## [EXERCISE]
Word for word, restate every line of the listing that follows.

[begin SUPPLIED DATA]

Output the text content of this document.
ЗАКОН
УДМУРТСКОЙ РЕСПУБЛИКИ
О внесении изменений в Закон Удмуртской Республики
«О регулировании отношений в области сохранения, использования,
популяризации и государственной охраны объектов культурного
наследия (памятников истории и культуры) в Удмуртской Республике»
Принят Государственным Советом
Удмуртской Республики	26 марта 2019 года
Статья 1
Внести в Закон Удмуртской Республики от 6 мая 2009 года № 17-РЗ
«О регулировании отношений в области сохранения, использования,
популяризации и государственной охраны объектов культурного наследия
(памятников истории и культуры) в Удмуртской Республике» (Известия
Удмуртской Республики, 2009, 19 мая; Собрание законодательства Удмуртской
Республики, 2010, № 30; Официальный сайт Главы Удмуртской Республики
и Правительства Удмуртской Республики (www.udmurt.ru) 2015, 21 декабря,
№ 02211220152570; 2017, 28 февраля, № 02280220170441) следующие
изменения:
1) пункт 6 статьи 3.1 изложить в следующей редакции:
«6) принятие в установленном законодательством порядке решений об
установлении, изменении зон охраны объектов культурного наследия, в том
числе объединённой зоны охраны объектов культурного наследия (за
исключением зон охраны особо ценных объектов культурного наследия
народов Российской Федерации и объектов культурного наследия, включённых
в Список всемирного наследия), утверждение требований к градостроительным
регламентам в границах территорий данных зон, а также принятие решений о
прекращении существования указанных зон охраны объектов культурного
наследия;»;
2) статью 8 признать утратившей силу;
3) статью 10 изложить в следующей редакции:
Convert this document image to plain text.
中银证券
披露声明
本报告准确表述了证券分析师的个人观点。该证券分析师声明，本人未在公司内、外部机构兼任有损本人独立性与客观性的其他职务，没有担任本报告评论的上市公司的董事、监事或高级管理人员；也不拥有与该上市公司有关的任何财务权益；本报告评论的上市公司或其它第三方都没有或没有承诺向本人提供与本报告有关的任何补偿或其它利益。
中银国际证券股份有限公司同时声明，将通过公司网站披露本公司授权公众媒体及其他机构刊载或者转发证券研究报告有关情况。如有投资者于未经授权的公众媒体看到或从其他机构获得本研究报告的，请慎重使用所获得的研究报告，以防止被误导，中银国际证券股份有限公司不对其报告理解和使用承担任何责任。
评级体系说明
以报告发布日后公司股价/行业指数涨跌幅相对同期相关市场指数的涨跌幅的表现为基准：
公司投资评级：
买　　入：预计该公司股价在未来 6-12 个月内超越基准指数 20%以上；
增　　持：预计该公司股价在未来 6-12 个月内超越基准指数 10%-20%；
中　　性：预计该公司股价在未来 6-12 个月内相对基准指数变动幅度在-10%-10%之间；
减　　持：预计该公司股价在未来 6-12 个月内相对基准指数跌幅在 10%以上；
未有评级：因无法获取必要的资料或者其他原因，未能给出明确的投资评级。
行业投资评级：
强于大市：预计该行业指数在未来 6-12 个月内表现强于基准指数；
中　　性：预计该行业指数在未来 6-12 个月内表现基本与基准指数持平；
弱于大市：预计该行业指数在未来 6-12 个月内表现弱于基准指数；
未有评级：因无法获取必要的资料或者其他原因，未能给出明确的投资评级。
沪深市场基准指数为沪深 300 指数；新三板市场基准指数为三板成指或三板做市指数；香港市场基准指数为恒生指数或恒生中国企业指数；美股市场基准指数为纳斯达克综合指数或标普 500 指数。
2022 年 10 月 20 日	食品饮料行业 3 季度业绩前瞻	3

[end SUPPLIED DATA]

## [RESPONSE TO THE EXERCISE]
Output the text content of this document.
ЗАКОН
УДМУРТСКОЙ РЕСПУБЛИКИ
О внесении изменений в Закон Удмуртской Республики
«О регулировании отношений в области сохранения, использования,
популяризации и государственной охраны объектов культурного
наследия (памятников истории и культуры) в Удмуртской Республике»
Принят Государственным Советом
Удмуртской Республики	26 марта 2019 года
Статья 1
Внести в Закон Удмуртской Республики от 6 мая 2009 года № 17-РЗ
«О регулировании отношений в области сохранения, использования,
популяризации и государственной охраны объектов культурного наследия
(памятников истории и культуры) в Удмуртской Республике» (Известия
Удмуртской Республики, 2009, 19 мая; Собрание законодательства Удмуртской
Республики, 2010, № 30; Официальный сайт Главы Удмуртской Республики
и Правительства Удмуртской Республики (www.udmurt.ru) 2015, 21 декабря,
№ 02211220152570; 2017, 28 февраля, № 02280220170441) следующие
изменения:
1) пункт 6 статьи 3.1 изложить в следующей редакции:
«6) принятие в установленном законодательством порядке решений об
установлении, изменении зон охраны объектов культурного наследия, в том
числе объединённой зоны охраны объектов культурного наследия (за
исключением зон охраны особо ценных объектов культурного наследия
народов Российской Федерации и объектов культурного наследия, включённых
в Список всемирного наследия), утверждение требований к градостроительным
регламентам в границах территорий данных зон, а также принятие решений о
прекращении существования указанных зон охраны объектов культурного
наследия;»;
2) статью 8 признать утратившей силу;
3) статью 10 изложить в следующей редакции:
Convert this document image to plain text.
中银证券
披露声明
本报告准确表述了证券分析师的个人观点。该证券分析师声明，本人未在公司内、外部机构兼任有损本人独立性与客观性的其他职务，没有担任本报告评论的上市公司的董事、监事或高级管理人员；也不拥有与该上市公司有关的任何财务权益；本报告评论的上市公司或其它第三方都没有或没有承诺向本人提供与本报告有关的任何补偿或其它利益。
中银国际证券股份有限公司同时声明，将通过公司网站披露本公司授权公众媒体及其他机构刊载或者转发证券研究报告有关情况。如有投资者于未经授权的公众媒体看到或从其他机构获得本研究报告的，请慎重使用所获得的研究报告，以防止被误导，中银国际证券股份有限公司不对其报告理解和使用承担任何责任。
评级体系说明
以报告发布日后公司股价/行业指数涨跌幅相对同期相关市场指数的涨跌幅的表现为基准：
公司投资评级：
买　　入：预计该公司股价在未来 6-12 个月内超越基准指数 20%以上；
增　　持：预计该公司股价在未来 6-12 个月内超越基准指数 10%-20%；
中　　性：预计该公司股价在未来 6-12 个月内相对基准指数变动幅度在-10%-10%之间；
减　　持：预计该公司股价在未来 6-12 个月内相对基准指数跌幅在 10%以上；
未有评级：因无法获取必要的资料或者其他原因，未能给出明确的投资评级。
行业投资评级：
强于大市：预计该行业指数在未来 6-12 个月内表现强于基准指数；
中　　性：预计该行业指数在未来 6-12 个月内表现基本与基准指数持平；
弱于大市：预计该行业指数在未来 6-12 个月内表现弱于基准指数；
未有评级：因无法获取必要的资料或者其他原因，未能给出明确的投资评级。
沪深市场基准指数为沪深 300 指数；新三板市场基准指数为三板成指或三板做市指数；香港市场基准指数为恒生指数或恒生中国企业指数；美股市场基准指数为纳斯达克综合指数或标普 500 指数。
2022 年 10 月 20 日	食品饮料行业 3 季度业绩前瞻	3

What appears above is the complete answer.